*What to work on*: Sort through the entries below and pull out lines containing the word "annoncer".

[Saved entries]
====
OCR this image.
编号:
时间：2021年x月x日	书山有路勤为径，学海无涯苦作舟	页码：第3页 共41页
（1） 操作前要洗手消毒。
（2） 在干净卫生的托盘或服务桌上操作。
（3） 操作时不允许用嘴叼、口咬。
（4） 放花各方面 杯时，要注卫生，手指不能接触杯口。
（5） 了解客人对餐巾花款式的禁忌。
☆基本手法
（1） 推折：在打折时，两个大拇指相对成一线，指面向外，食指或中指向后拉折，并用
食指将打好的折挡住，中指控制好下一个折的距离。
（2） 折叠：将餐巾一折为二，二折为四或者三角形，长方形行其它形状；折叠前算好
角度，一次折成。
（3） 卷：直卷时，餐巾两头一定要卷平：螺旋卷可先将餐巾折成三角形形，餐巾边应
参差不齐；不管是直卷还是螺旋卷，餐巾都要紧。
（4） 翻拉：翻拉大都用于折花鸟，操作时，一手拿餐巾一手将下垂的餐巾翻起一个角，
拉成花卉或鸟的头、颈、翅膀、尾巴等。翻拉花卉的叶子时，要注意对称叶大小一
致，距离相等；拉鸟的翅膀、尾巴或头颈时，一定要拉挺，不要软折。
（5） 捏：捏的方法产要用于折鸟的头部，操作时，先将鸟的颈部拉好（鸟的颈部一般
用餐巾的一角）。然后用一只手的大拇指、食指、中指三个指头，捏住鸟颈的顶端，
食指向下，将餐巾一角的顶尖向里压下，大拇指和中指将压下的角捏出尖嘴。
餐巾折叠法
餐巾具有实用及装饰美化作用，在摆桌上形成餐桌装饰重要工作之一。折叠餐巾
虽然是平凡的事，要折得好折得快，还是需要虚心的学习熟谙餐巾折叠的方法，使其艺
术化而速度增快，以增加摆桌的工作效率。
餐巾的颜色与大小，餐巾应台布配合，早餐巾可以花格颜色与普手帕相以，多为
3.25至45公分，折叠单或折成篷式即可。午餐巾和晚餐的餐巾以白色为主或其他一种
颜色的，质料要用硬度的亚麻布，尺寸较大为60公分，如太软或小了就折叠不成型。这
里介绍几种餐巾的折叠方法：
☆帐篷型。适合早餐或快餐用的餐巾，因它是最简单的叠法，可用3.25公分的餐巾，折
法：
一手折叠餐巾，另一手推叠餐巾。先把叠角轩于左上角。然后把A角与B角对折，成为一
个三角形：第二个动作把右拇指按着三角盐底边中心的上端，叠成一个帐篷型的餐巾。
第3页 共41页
====
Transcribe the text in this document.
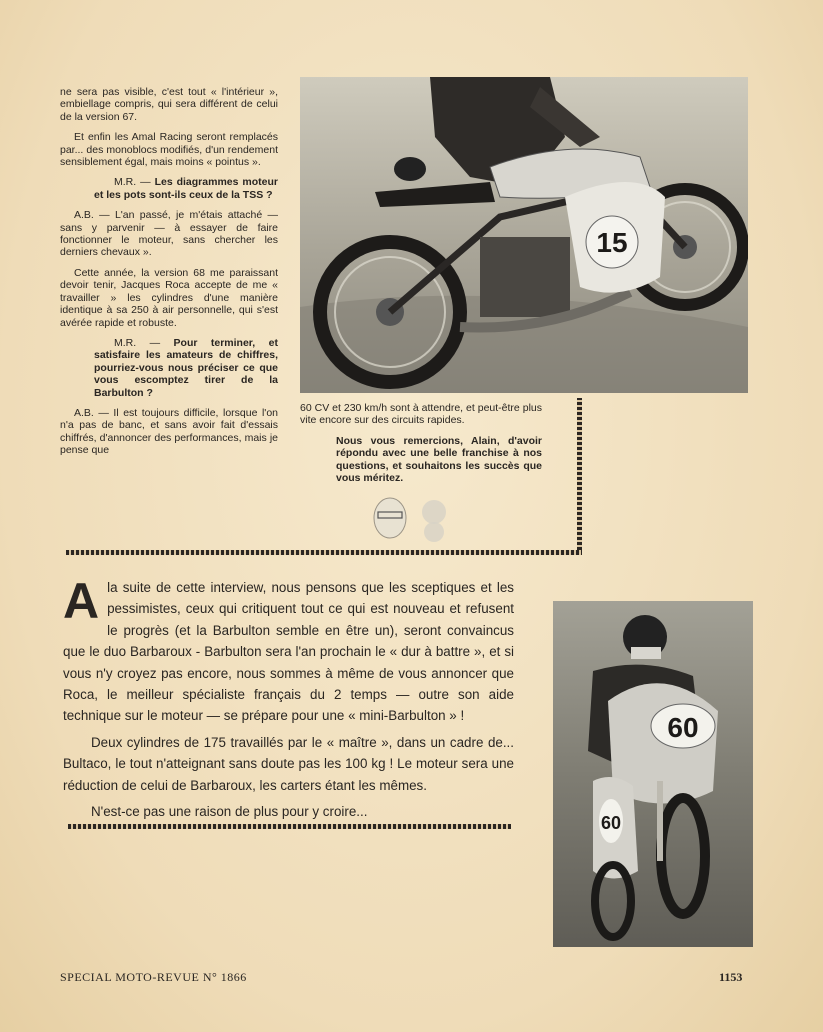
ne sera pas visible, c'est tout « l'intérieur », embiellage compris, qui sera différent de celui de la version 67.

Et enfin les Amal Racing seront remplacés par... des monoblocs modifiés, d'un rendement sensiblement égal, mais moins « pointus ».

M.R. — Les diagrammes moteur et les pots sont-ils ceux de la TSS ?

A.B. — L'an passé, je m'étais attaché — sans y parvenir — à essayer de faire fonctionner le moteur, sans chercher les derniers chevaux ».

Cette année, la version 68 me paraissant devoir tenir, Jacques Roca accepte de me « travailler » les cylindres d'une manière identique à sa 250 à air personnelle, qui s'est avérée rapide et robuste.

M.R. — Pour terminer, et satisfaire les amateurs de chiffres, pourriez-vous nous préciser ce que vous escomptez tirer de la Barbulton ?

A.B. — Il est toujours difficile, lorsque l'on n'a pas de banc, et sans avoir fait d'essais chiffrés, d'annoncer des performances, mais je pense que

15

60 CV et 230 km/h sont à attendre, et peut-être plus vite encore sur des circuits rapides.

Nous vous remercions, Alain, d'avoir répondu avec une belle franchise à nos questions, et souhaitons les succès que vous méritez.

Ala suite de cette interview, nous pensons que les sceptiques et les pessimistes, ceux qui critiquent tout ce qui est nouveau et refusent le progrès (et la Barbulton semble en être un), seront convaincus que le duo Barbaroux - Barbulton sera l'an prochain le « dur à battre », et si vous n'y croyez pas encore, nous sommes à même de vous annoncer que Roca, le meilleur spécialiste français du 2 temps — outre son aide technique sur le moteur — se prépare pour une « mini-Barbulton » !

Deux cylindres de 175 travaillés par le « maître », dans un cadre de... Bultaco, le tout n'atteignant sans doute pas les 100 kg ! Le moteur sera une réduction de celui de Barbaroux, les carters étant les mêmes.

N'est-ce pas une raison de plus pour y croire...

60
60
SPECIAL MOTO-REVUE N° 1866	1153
====
*Final result*:
A.B. — Il est toujours difficile, lorsque l'on n'a pas de banc, et sans avoir fait d'essais chiffrés, d'annoncer des performances, mais je pense que
Ala suite de cette interview, nous pensons que les sceptiques et les pessimistes, ceux qui critiquent tout ce qui est nouveau et refusent le progrès (et la Barbulton semble en être un), seront convaincus que le duo Barbaroux - Barbulton sera l'an prochain le « dur à battre », et si vous n'y croyez pas encore, nous sommes à même de vous annoncer que Roca, le meilleur spécialiste français du 2 temps — outre son aide technique sur le moteur — se prépare pour une « mini-Barbulton » !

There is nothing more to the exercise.